» **Objective**:
Output each entry exactly; skip nothing.

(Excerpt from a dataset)
■ ■ ■ ■ ■

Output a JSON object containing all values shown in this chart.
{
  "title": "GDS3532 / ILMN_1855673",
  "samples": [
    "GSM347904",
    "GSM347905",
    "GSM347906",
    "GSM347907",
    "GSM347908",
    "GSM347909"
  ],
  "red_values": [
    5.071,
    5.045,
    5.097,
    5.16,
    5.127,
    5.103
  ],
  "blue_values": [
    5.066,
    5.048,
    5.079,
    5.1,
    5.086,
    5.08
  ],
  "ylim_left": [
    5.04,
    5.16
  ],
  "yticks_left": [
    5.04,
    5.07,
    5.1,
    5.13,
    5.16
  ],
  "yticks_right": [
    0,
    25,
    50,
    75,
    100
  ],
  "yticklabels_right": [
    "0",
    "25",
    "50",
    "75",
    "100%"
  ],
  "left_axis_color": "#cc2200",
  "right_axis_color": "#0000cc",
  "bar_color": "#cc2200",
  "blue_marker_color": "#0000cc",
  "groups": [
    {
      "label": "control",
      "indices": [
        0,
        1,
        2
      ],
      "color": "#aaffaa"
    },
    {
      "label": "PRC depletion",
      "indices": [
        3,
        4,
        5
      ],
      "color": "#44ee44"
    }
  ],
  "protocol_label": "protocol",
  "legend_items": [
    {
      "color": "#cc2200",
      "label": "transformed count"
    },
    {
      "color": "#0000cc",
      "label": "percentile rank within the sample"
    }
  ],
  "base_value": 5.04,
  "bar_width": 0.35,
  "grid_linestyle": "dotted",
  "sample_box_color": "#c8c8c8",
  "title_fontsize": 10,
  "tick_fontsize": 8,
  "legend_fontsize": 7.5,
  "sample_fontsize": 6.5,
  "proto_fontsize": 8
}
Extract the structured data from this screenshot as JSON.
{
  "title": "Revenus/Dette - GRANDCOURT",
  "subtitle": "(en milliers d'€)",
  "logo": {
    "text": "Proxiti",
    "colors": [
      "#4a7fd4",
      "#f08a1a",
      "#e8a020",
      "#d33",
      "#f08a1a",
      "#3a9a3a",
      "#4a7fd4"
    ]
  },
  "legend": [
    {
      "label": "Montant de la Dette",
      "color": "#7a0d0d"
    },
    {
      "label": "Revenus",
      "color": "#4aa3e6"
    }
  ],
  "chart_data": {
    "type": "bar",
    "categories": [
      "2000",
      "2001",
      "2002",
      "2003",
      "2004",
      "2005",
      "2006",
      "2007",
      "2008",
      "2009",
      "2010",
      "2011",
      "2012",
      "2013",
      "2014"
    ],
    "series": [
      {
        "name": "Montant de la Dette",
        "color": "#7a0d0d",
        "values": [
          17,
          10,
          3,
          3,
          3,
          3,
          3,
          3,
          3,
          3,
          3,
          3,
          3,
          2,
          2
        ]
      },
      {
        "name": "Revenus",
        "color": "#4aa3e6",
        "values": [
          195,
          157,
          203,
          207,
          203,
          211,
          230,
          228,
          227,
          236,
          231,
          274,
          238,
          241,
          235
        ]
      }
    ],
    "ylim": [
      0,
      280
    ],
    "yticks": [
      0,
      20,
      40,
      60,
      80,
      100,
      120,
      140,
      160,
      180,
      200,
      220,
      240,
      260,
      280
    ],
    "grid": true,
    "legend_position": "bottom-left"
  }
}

■ ■ ■ ■ ■

» **Correct result**:
Output a JSON object containing all values shown in this chart.
{
  "title": "GDS3532 / ILMN_1855673",
  "samples": [
    "GSM347904",
    "GSM347905",
    "GSM347906",
    "GSM347907",
    "GSM347908",
    "GSM347909"
  ],
  "red_values": [
    5.071,
    5.045,
    5.097,
    5.16,
    5.127,
    5.103
  ],
  "blue_values": [
    5.066,
    5.048,
    5.079,
    5.1,
    5.086,
    5.08
  ],
  "ylim_left": [
    5.04,
    5.16
  ],
  "yticks_left": [
    5.04,
    5.07,
    5.1,
    5.13,
    5.16
  ],
  "yticks_right": [
    0,
    25,
    50,
    75,
    100
  ],
  "yticklabels_right": [
    "0",
    "25",
    "50",
    "75",
    "100%"
  ],
  "left_axis_color": "#cc2200",
  "right_axis_color": "#0000cc",
  "bar_color": "#cc2200",
  "blue_marker_color": "#0000cc",
  "groups": [
    {
      "label": "control",
      "indices": [
        0,
        1,
        2
      ],
      "color": "#aaffaa"
    },
    {
      "label": "PRC depletion",
      "indices": [
        3,
        4,
        5
      ],
      "color": "#44ee44"
    }
  ],
  "protocol_label": "protocol",
  "legend_items": [
    {
      "color": "#cc2200",
      "label": "transformed count"
    },
    {
      "color": "#0000cc",
      "label": "percentile rank within the sample"
    }
  ],
  "base_value": 5.04,
  "bar_width": 0.35,
  "grid_linestyle": "dotted",
  "sample_box_color": "#c8c8c8",
  "title_fontsize": 10,
  "tick_fontsize": 8,
  "legend_fontsize": 7.5,
  "sample_fontsize": 6.5,
  "proto_fontsize": 8
}
Extract the structured data from this screenshot as JSON.
{
  "title": "Revenus/Dette - GRANDCOURT",
  "subtitle": "(en milliers d'€)",
  "logo": {
    "text": "Proxiti",
    "colors": [
      "#4a7fd4",
      "#f08a1a",
      "#e8a020",
      "#d33",
      "#f08a1a",
      "#3a9a3a",
      "#4a7fd4"
    ]
  },
  "legend": [
    {
      "label": "Montant de la Dette",
      "color": "#7a0d0d"
    },
    {
      "label": "Revenus",
      "color": "#4aa3e6"
    }
  ],
  "chart_data": {
    "type": "bar",
    "categories": [
      "2000",
      "2001",
      "2002",
      "2003",
      "2004",
      "2005",
      "2006",
      "2007",
      "2008",
      "2009",
      "2010",
      "2011",
      "2012",
      "2013",
      "2014"
    ],
    "series": [
      {
        "name": "Montant de la Dette",
        "color": "#7a0d0d",
        "values": [
          17,
          10,
          3,
          3,
          3,
          3,
          3,
          3,
          3,
          3,
          3,
          3,
          3,
          2,
          2
        ]
      },
      {
        "name": "Revenus",
        "color": "#4aa3e6",
        "values": [
          195,
          157,
          203,
          207,
          203,
          211,
          230,
          228,
          227,
          236,
          231,
          274,
          238,
          241,
          235
        ]
      }
    ],
    "ylim": [
      0,
      280
    ],
    "yticks": [
      0,
      20,
      40,
      60,
      80,
      100,
      120,
      140,
      160,
      180,
      200,
      220,
      240,
      260,
      280
    ],
    "grid": true,
    "legend_position": "bottom-left"
  }
}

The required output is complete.